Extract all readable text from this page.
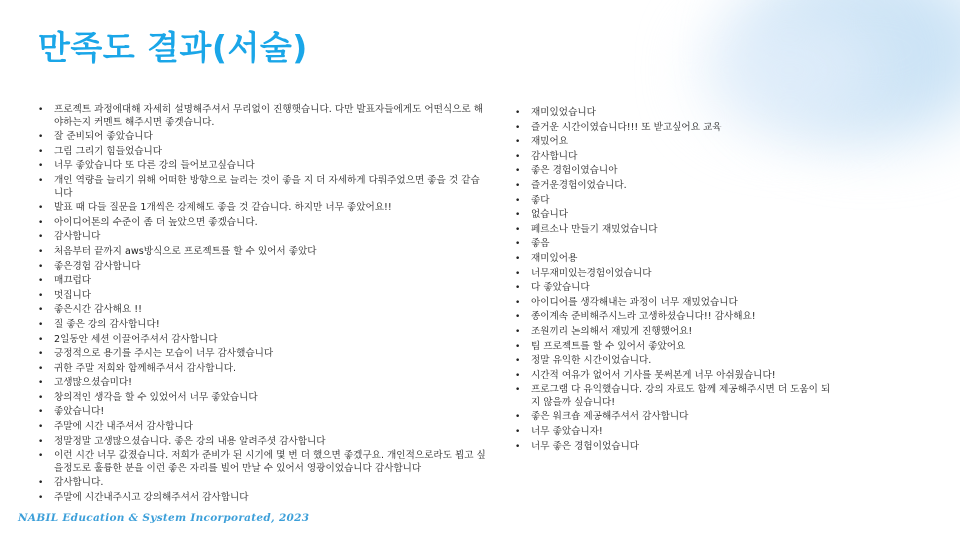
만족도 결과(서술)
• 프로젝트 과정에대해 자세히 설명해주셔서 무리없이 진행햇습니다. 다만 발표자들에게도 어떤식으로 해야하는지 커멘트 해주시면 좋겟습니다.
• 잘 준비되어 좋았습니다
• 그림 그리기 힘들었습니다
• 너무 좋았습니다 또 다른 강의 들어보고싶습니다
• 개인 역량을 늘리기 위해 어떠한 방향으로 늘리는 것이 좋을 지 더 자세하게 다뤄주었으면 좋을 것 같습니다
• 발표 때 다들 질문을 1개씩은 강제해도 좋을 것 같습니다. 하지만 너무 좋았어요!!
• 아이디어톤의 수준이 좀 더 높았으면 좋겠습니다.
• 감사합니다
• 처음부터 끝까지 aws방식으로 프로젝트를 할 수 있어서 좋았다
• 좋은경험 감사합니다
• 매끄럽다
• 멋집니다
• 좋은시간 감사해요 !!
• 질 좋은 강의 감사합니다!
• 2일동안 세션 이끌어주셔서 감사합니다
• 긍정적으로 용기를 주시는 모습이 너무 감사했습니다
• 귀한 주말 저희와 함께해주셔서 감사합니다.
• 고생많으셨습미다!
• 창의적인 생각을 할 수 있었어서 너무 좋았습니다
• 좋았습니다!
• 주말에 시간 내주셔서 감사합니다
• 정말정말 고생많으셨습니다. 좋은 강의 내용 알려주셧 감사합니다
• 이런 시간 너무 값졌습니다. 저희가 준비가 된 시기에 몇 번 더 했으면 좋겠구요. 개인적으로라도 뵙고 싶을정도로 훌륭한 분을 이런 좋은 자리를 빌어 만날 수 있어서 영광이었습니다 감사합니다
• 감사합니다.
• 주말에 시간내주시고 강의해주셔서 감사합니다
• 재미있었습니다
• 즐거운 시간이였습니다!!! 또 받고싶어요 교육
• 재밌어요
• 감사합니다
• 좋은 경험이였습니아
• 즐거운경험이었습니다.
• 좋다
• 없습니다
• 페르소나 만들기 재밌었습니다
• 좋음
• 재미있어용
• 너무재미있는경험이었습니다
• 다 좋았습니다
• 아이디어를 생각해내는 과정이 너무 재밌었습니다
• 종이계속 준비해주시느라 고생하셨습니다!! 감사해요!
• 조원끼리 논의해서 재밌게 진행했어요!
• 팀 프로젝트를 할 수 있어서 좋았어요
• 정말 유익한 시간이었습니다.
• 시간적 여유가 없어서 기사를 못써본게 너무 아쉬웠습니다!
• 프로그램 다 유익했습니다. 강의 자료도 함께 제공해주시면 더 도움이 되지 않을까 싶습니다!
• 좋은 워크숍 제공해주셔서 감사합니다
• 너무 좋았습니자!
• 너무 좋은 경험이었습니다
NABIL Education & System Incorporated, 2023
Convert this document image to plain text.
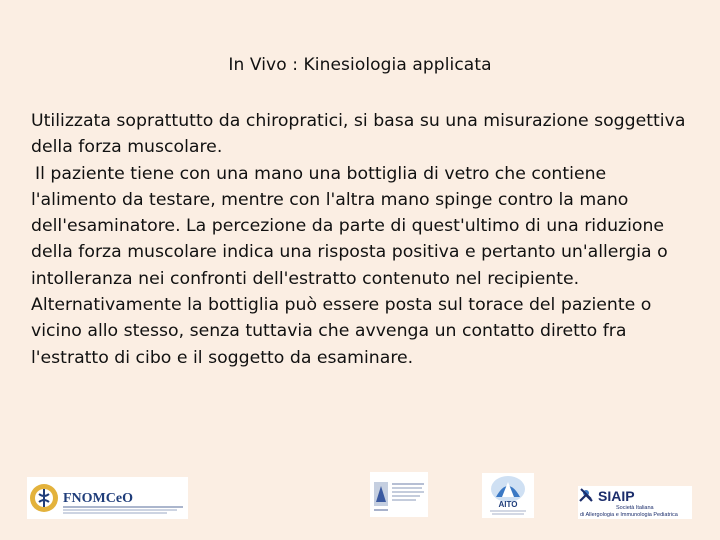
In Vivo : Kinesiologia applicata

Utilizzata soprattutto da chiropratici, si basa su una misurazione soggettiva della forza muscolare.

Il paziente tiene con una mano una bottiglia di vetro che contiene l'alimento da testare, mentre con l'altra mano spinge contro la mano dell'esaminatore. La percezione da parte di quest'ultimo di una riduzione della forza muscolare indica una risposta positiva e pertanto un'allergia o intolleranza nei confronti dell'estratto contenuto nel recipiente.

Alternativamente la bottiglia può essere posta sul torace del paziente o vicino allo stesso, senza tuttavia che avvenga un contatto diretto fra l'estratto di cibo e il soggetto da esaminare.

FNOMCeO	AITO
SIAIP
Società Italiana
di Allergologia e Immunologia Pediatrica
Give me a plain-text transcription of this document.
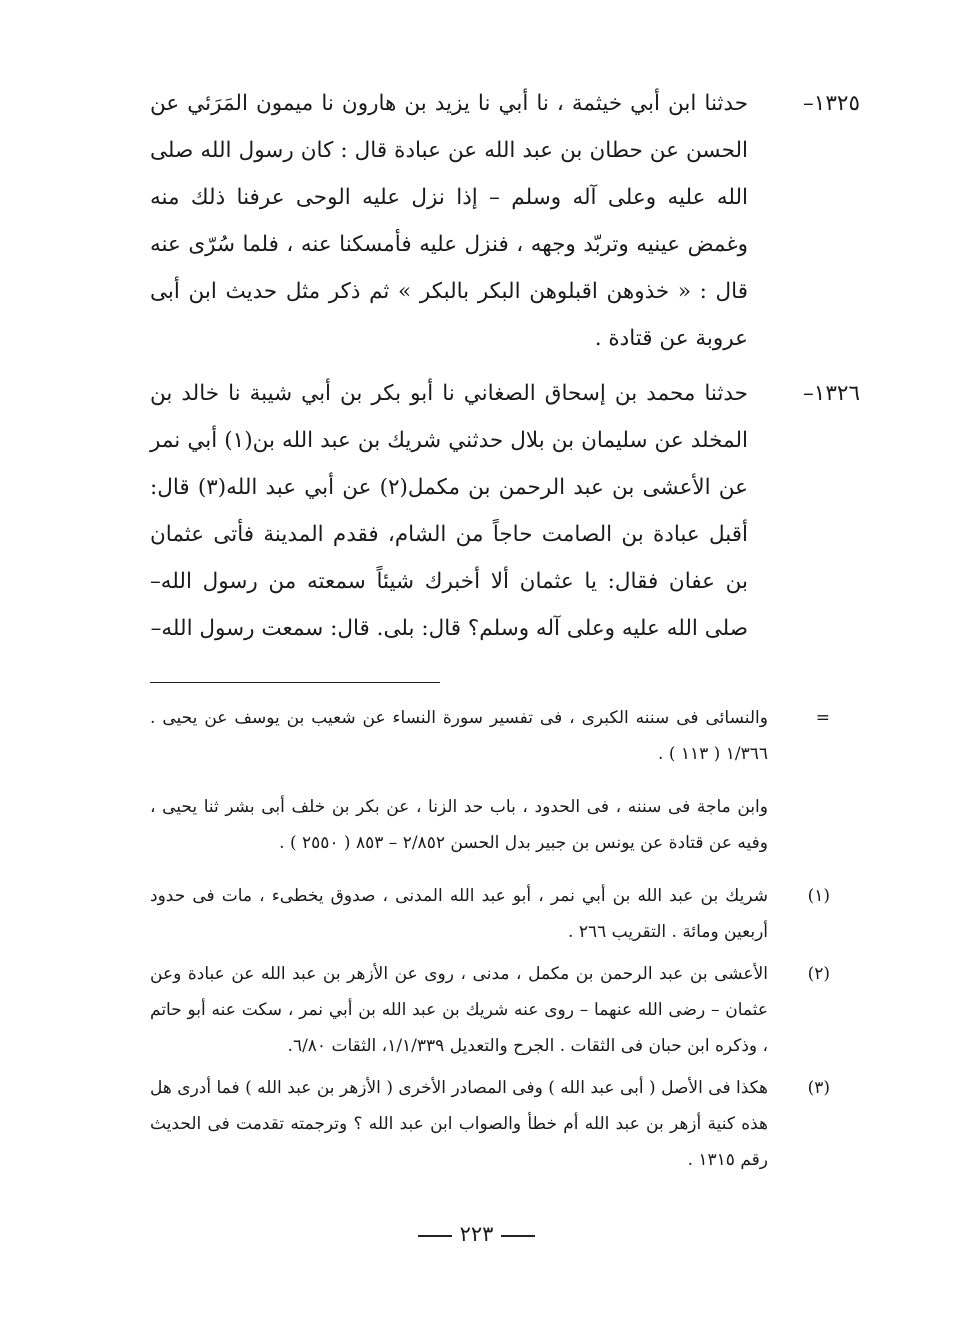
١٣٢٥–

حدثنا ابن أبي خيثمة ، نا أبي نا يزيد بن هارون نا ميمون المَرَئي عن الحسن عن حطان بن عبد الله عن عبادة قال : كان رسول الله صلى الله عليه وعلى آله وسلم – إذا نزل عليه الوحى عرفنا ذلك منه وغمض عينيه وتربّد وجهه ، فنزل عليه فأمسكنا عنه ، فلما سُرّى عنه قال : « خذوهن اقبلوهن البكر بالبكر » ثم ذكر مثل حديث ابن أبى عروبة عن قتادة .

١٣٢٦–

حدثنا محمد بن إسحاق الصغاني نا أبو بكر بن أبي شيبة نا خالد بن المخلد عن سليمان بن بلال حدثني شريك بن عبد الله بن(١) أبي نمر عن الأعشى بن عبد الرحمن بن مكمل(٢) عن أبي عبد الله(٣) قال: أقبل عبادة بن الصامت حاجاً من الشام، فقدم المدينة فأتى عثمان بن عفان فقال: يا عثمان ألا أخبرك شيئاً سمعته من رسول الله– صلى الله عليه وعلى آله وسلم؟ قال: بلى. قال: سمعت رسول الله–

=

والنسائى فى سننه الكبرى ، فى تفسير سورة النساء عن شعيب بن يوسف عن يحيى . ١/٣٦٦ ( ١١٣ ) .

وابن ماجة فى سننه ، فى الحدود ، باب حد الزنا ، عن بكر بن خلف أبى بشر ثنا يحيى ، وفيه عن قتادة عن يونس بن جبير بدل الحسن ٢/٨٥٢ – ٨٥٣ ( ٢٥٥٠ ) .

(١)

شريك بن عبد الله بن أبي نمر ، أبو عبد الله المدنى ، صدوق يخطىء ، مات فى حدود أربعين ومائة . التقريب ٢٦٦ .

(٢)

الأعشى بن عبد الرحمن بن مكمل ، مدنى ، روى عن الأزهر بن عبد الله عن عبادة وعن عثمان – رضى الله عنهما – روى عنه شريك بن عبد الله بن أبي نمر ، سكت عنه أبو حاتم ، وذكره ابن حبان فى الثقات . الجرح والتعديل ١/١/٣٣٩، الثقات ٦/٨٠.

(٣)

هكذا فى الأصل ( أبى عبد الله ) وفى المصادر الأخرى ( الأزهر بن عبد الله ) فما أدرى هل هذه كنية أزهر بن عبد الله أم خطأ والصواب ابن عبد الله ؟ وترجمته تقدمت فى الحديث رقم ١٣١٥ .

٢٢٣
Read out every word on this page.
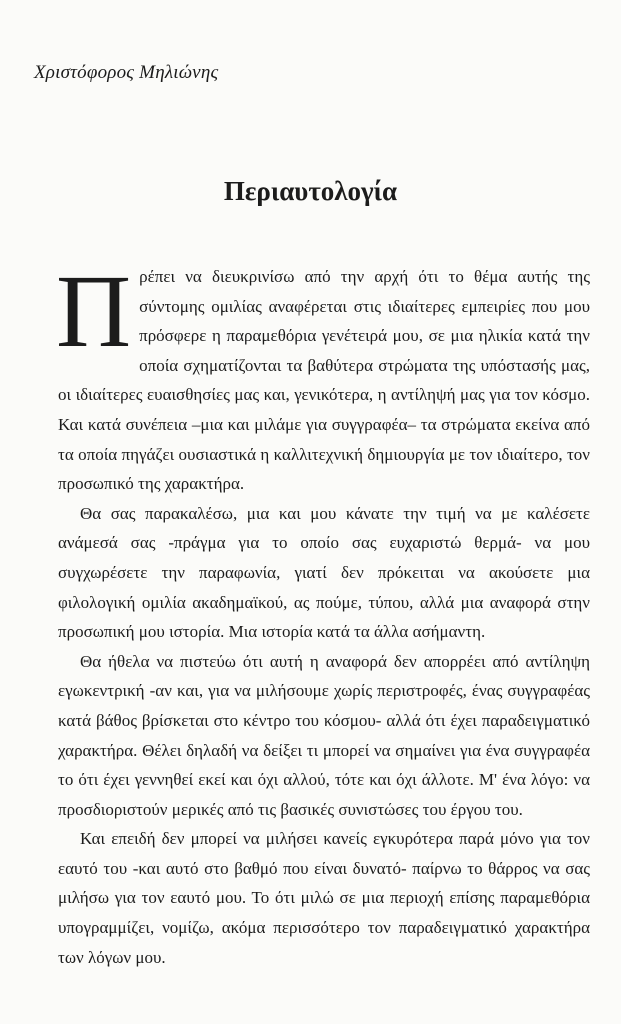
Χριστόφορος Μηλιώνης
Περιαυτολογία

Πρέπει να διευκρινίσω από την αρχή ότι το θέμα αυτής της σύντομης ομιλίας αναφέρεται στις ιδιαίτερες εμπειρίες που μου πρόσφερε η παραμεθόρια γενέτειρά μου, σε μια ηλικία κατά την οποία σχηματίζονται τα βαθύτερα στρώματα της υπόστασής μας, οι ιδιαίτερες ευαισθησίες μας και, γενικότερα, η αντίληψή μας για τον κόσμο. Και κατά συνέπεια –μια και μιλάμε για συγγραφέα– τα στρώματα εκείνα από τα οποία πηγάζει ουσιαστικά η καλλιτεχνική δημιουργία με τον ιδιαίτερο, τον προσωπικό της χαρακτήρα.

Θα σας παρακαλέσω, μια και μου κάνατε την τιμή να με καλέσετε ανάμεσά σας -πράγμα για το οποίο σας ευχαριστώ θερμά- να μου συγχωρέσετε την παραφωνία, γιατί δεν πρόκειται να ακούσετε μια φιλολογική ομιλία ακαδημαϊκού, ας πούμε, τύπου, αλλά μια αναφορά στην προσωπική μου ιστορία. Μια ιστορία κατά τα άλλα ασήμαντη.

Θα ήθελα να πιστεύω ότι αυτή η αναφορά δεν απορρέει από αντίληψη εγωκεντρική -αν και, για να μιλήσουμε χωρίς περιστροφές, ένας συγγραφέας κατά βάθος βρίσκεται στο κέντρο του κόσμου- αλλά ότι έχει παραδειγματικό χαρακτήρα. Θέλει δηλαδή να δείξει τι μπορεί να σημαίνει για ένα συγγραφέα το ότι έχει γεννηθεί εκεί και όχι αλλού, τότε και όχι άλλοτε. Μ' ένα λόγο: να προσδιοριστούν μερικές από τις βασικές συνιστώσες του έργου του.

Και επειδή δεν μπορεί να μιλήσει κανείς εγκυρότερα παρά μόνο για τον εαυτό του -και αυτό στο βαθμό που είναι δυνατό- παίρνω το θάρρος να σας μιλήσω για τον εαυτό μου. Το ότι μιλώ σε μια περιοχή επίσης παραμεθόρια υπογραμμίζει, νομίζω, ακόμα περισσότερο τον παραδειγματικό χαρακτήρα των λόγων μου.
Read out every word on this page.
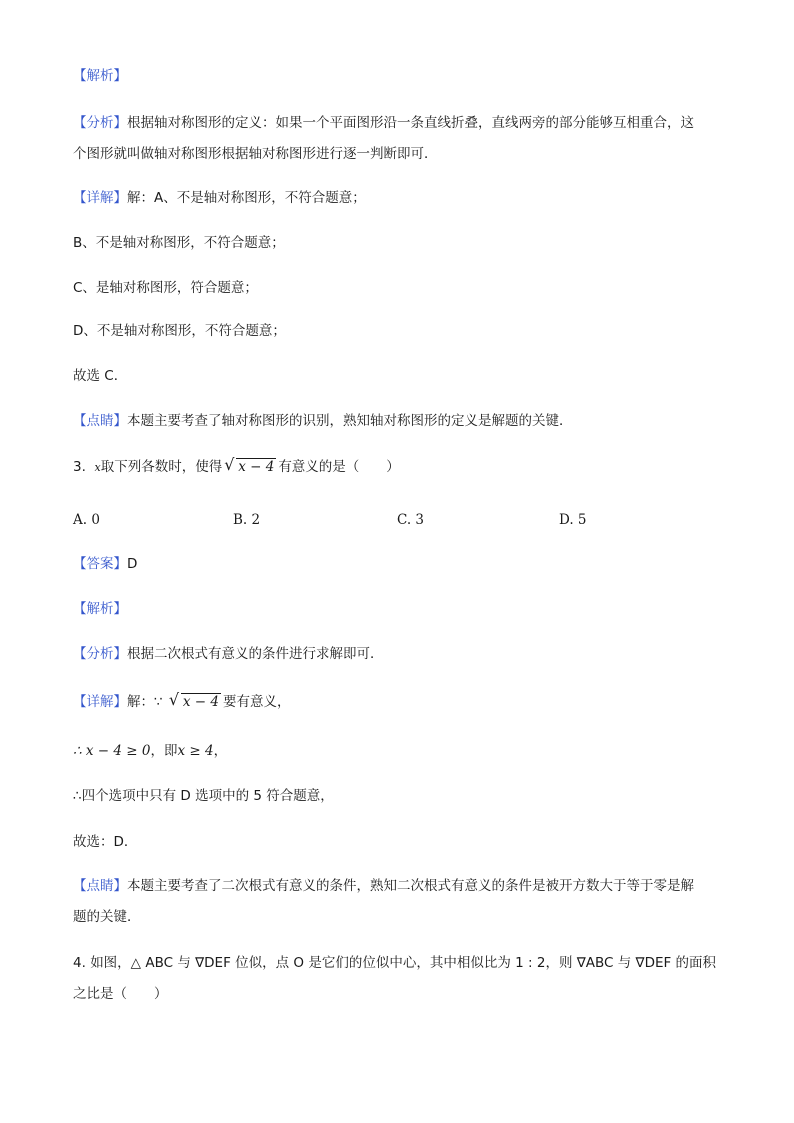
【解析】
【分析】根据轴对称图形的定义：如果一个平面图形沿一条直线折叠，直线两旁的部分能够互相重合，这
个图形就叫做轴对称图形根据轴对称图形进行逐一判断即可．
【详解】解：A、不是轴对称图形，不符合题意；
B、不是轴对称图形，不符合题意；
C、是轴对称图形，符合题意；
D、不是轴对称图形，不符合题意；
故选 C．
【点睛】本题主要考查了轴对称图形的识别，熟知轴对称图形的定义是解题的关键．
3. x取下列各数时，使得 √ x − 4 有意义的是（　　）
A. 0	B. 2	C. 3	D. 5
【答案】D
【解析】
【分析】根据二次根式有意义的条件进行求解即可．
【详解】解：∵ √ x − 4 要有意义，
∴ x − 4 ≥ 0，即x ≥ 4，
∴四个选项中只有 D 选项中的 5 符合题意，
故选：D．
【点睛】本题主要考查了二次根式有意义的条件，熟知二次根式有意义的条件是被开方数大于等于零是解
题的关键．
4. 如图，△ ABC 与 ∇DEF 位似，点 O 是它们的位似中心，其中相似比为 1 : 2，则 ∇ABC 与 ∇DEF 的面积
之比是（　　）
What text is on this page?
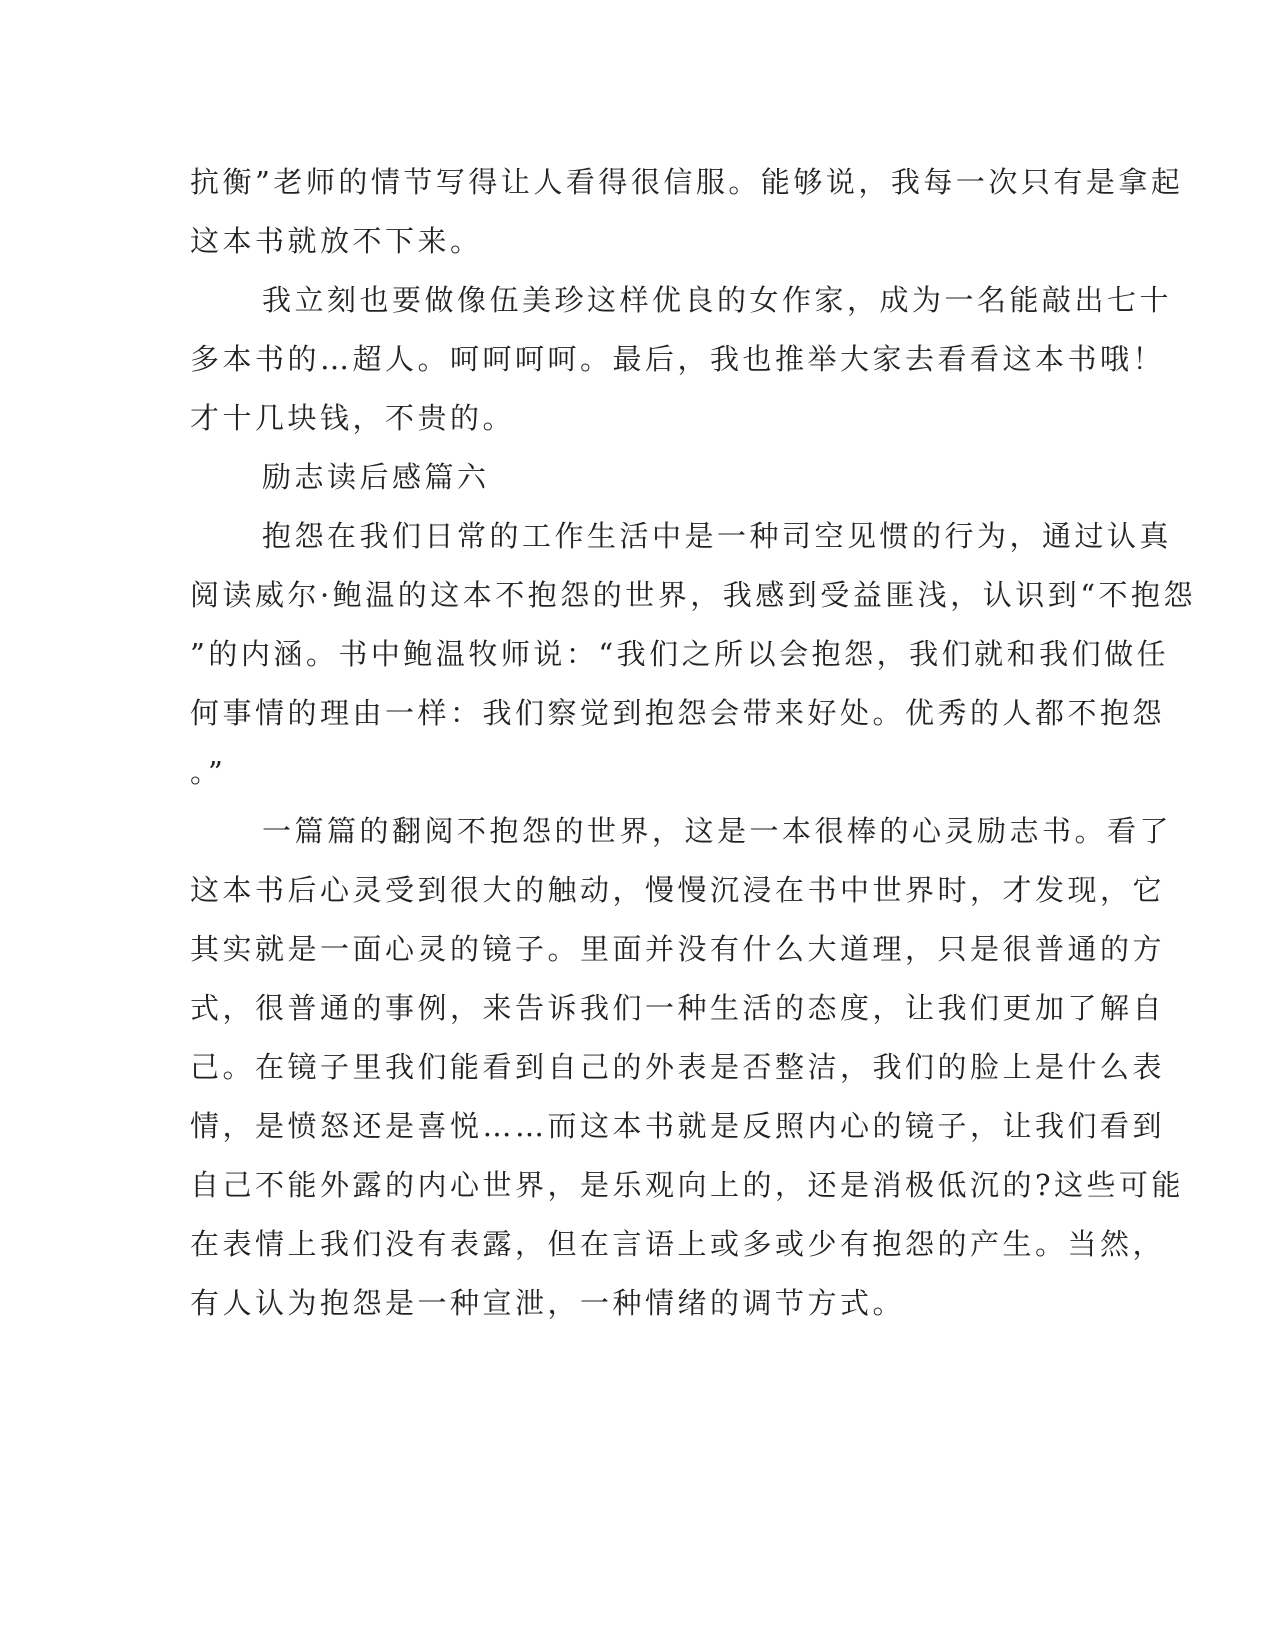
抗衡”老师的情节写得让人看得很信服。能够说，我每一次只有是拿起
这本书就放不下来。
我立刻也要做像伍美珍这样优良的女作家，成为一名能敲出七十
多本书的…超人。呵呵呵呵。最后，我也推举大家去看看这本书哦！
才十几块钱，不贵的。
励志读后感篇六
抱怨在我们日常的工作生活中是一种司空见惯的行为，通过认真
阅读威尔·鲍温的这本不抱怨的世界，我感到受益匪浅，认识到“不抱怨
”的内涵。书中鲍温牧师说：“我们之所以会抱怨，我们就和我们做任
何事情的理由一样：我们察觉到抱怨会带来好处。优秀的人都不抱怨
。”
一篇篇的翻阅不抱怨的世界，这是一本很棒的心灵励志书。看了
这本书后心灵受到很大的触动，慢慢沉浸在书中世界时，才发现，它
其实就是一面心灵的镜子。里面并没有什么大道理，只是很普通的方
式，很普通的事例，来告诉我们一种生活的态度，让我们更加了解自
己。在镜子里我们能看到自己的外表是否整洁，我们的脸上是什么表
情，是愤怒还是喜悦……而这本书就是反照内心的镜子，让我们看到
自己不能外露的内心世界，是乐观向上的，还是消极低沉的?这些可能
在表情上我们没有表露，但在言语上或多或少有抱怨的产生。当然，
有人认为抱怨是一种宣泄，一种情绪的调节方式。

Instruction
From the data above, pick out each line containing "this" and copy it.

Response to the exercise
Extract all readable text from this page.
Convert this document image to plain text.
Give me a plain-text transcription of this document.
Read out every word on this page.
Read out every word on this page.
What text is on this page?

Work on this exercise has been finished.